**Dataset records**
────────────────────────────────────────

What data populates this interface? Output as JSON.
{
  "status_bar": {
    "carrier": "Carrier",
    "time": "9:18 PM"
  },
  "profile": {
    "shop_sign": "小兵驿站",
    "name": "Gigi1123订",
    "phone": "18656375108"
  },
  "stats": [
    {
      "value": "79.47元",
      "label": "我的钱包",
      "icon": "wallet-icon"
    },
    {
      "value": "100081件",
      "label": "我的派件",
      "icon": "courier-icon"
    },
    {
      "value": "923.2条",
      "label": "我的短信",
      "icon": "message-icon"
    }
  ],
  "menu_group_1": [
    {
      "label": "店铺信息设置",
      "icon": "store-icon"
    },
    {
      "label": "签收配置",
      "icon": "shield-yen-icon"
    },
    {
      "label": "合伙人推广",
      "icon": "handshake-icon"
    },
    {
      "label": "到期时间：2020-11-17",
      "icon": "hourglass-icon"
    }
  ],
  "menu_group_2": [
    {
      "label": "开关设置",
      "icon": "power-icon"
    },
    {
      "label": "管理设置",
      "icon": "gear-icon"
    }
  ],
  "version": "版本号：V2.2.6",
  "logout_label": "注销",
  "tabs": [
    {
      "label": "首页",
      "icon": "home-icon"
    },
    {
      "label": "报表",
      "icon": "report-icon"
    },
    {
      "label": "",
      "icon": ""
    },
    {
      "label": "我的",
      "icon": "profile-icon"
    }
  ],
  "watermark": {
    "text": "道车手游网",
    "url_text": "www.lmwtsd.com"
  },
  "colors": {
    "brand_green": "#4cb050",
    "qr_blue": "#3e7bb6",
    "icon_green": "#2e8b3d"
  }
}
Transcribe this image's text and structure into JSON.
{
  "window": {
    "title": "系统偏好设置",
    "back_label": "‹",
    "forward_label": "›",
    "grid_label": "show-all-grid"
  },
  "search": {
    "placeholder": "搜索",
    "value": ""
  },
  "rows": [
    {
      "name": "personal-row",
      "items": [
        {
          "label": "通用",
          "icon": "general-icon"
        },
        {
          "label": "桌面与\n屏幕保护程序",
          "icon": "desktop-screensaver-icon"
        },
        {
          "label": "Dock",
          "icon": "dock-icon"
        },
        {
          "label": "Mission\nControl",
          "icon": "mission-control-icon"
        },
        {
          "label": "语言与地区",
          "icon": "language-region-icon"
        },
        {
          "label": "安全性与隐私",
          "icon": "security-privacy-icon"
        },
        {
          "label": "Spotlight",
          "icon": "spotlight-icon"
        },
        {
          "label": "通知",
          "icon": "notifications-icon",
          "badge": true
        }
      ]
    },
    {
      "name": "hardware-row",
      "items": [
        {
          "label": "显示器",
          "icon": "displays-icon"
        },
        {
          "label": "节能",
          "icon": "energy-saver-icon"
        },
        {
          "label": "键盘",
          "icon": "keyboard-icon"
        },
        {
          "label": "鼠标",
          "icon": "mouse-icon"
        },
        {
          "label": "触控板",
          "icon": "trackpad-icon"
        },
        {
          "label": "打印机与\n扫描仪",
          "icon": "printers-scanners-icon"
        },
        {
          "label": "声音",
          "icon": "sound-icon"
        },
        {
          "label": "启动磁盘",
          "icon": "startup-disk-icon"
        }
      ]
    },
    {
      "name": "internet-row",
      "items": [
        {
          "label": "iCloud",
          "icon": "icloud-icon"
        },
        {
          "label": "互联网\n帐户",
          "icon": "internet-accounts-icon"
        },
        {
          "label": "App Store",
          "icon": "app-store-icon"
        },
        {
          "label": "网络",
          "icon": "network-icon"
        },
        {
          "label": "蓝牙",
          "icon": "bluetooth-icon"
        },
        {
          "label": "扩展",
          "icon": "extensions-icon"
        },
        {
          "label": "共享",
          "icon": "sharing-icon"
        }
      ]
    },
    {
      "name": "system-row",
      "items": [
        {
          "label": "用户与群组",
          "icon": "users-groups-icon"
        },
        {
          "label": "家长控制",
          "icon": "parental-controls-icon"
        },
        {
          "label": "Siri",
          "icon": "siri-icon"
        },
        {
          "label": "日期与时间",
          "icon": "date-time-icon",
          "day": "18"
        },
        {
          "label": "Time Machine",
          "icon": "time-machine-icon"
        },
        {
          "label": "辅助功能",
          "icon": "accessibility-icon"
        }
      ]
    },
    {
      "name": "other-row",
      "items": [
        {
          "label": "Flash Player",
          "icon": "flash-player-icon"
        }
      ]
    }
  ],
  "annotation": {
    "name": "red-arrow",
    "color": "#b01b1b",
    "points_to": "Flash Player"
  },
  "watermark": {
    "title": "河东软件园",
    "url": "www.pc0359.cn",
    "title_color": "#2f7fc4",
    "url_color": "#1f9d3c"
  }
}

────────────────────────────────────────

**EXERCISE DESCRIPTION**
Lines containing the word "JSON" are to be tallied; report only the total.

**WRITTEN SOLUTION**
2